Stored data
-------
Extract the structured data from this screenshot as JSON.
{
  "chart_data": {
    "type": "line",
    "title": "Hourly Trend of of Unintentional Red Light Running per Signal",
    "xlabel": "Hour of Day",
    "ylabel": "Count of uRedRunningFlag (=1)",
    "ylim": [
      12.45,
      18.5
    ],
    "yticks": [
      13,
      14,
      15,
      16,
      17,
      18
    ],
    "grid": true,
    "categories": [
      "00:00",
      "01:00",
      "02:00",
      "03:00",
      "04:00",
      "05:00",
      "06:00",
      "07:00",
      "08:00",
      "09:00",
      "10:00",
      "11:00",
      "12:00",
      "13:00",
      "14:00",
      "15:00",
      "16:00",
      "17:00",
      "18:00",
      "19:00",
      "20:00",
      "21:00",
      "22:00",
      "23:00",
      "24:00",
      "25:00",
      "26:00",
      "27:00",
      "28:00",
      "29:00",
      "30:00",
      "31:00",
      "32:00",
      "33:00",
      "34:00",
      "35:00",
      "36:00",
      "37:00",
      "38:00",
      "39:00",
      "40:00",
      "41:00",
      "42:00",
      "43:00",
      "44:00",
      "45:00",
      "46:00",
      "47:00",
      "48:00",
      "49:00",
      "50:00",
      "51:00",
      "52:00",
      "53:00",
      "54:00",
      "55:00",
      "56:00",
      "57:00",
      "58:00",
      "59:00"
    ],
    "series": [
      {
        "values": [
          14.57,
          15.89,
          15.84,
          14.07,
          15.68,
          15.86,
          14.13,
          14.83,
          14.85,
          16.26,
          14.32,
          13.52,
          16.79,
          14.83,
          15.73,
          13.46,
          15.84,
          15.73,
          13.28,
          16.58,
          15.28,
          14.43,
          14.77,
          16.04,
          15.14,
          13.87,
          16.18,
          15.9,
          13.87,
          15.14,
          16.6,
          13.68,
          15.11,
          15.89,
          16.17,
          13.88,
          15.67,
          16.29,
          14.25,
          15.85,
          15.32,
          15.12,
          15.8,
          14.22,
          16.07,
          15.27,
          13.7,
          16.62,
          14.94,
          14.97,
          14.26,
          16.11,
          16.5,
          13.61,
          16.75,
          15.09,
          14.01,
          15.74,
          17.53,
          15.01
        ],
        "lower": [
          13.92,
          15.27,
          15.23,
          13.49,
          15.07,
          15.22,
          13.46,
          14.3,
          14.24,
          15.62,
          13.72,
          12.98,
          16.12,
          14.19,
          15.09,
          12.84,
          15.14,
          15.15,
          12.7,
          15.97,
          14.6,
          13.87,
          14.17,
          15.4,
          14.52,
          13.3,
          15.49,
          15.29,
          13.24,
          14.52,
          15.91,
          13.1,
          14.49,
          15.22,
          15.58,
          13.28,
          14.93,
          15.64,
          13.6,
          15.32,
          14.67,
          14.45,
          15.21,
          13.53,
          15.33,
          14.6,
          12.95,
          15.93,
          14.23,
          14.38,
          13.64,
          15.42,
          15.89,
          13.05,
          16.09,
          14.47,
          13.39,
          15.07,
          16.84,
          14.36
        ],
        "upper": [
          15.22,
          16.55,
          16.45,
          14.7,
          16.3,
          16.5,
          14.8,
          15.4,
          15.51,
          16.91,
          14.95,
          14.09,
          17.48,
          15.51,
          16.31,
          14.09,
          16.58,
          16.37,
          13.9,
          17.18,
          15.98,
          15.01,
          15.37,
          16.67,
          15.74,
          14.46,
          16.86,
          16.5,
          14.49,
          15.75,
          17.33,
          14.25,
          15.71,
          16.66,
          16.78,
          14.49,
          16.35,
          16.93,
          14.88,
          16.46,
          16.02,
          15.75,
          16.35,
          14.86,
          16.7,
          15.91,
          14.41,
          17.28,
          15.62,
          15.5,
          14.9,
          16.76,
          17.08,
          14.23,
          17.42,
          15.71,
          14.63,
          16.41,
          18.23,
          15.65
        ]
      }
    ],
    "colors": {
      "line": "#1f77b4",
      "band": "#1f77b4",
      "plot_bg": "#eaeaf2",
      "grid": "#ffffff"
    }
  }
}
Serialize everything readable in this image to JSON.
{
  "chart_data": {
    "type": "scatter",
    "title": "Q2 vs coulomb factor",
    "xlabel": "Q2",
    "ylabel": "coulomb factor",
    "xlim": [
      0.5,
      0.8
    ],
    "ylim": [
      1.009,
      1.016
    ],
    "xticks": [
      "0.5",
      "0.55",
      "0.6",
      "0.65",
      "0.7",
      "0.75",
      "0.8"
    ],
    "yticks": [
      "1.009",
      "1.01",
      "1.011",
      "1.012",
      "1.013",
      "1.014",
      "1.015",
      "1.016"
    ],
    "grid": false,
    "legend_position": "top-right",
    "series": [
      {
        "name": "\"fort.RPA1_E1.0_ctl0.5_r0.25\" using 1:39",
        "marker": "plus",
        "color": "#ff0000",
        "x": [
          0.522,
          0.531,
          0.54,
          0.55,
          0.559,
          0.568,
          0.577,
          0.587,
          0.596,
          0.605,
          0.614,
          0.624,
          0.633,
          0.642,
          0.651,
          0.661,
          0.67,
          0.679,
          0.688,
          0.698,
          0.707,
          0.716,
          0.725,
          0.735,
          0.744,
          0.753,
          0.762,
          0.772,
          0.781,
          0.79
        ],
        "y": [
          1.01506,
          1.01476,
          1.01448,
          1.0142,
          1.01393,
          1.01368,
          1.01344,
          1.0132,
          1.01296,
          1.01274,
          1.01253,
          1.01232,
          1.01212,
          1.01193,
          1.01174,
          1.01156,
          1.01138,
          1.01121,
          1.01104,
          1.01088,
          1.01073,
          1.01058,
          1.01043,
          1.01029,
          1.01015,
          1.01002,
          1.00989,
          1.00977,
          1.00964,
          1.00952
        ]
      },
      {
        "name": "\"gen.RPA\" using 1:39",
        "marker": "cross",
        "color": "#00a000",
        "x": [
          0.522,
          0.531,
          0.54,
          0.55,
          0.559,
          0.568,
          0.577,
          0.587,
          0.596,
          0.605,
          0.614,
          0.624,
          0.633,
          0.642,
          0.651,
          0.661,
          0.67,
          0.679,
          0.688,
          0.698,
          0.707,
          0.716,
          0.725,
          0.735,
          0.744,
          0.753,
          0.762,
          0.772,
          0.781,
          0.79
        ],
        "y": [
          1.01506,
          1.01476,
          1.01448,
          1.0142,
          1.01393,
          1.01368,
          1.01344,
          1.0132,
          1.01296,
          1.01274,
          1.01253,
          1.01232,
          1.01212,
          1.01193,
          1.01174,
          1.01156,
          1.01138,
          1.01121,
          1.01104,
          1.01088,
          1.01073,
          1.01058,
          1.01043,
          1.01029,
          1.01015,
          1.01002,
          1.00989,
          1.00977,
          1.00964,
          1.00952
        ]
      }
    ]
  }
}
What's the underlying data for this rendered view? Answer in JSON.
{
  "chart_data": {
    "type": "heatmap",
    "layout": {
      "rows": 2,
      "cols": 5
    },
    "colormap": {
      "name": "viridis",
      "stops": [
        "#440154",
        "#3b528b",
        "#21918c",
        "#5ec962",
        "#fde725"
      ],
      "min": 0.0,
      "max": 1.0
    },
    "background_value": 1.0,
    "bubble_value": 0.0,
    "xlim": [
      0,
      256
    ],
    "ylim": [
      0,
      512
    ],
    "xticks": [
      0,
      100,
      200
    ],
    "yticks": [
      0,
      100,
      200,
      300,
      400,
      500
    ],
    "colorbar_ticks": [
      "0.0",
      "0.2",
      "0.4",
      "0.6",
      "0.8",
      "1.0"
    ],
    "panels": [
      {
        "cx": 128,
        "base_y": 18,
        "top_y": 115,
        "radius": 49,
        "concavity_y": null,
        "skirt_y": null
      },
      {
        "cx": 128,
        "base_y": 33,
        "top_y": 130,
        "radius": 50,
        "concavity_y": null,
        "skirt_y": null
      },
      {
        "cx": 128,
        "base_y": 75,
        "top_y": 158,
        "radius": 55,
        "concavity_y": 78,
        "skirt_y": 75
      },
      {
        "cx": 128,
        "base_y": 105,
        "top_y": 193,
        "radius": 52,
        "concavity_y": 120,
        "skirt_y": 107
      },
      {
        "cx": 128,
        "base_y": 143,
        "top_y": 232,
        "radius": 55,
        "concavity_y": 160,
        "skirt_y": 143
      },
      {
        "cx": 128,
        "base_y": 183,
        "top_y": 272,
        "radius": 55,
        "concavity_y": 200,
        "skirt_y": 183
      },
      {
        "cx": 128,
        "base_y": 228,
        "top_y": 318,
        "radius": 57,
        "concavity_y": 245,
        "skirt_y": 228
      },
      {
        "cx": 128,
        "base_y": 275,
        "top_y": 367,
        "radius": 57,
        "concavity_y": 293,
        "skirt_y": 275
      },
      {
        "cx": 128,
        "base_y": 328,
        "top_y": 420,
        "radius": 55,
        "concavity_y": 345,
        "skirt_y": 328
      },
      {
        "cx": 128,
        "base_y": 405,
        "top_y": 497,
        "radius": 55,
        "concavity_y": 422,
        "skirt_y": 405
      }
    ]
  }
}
-------
§ **Problem**:
Extract every line of the records above that contains the word "type".

§ **Response to this task**:
    "type": "line",
    "type": "scatter",
    "type": "heatmap",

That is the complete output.